**Problem to work on**
Copy the lines word for word, starting at the line containing "ch1-waveform-panel: ch.1(V) 5" and ending at the line containing "colorbar-label: log(PSD)(V²/Hz) xyxy=(747,229,755,282)".

**Element and region listings**

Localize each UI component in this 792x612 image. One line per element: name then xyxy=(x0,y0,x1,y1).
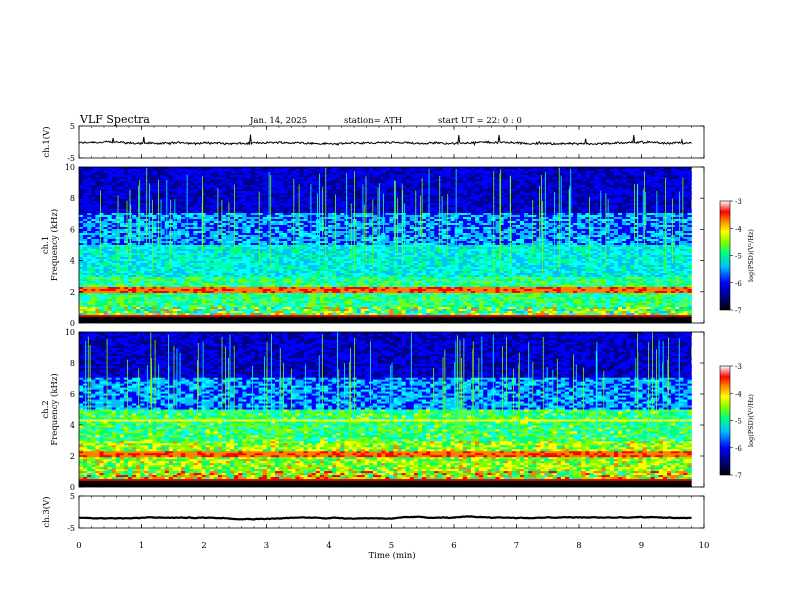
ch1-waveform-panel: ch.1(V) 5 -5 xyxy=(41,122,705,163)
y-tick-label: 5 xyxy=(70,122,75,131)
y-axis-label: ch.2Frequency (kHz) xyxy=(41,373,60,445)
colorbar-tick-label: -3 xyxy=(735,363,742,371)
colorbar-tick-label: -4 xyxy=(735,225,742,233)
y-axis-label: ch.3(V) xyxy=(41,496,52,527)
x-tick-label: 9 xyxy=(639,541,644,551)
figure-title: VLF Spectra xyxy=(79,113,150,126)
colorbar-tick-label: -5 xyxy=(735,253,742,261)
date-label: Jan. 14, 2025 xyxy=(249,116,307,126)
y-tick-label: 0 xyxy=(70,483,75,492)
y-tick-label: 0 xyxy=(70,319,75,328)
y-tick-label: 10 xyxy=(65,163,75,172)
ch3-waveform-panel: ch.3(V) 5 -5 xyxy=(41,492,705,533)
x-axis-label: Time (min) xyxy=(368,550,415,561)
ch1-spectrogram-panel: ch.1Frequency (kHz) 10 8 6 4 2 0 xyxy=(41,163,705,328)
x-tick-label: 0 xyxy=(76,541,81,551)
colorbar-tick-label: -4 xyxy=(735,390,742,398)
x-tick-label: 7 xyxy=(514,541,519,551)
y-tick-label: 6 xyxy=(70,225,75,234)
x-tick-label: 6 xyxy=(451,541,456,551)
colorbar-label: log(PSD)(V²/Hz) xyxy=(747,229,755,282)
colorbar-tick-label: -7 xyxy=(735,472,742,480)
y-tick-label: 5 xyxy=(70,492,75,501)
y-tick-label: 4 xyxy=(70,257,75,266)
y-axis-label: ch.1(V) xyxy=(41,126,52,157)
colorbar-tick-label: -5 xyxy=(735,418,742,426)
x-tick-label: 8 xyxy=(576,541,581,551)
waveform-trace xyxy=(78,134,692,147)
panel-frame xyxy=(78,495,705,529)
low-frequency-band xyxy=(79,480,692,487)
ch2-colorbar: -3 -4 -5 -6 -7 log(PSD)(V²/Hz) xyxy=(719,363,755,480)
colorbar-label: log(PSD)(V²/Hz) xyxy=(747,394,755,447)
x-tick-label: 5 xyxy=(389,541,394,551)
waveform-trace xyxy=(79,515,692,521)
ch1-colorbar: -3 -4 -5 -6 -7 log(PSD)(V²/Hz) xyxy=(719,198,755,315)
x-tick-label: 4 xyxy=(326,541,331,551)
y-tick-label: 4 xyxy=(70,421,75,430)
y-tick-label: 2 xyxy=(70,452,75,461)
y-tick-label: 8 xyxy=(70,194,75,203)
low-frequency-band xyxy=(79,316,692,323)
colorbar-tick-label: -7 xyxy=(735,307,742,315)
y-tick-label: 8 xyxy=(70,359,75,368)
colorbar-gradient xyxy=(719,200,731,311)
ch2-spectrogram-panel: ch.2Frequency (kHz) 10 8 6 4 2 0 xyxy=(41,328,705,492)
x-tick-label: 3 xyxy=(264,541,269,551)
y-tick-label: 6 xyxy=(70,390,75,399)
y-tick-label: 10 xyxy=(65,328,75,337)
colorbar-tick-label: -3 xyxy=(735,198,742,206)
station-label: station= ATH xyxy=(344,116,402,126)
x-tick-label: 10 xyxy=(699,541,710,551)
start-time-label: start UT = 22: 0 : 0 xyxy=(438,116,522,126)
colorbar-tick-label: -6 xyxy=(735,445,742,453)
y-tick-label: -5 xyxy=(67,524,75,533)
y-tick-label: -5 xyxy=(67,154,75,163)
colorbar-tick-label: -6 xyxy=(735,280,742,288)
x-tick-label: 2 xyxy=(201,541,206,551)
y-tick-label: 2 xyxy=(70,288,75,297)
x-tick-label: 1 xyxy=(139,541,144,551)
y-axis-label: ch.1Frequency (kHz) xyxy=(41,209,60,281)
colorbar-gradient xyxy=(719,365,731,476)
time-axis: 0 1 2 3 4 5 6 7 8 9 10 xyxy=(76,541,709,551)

**Written solution**
ch1-waveform-panel: ch.1(V) 5 -5 xyxy=(41,122,705,163)
y-tick-label: 5 xyxy=(70,122,75,131)
y-axis-label: ch.2Frequency (kHz) xyxy=(41,373,60,445)
colorbar-tick-label: -3 xyxy=(735,363,742,371)
colorbar-tick-label: -4 xyxy=(735,225,742,233)
y-axis-label: ch.3(V) xyxy=(41,496,52,527)
x-tick-label: 9 xyxy=(639,541,644,551)
figure-title: VLF Spectra xyxy=(79,113,150,126)
colorbar-tick-label: -5 xyxy=(735,253,742,261)
date-label: Jan. 14, 2025 xyxy=(249,116,307,126)
y-tick-label: 0 xyxy=(70,483,75,492)
y-tick-label: 0 xyxy=(70,319,75,328)
y-tick-label: 10 xyxy=(65,163,75,172)
ch3-waveform-panel: ch.3(V) 5 -5 xyxy=(41,492,705,533)
x-axis-label: Time (min) xyxy=(368,550,415,561)
ch1-spectrogram-panel: ch.1Frequency (kHz) 10 8 6 4 2 0 xyxy=(41,163,705,328)
x-tick-label: 0 xyxy=(76,541,81,551)
colorbar-tick-label: -4 xyxy=(735,390,742,398)
x-tick-label: 7 xyxy=(514,541,519,551)
y-tick-label: 6 xyxy=(70,225,75,234)
x-tick-label: 6 xyxy=(451,541,456,551)
colorbar-label: log(PSD)(V²/Hz) xyxy=(747,229,755,282)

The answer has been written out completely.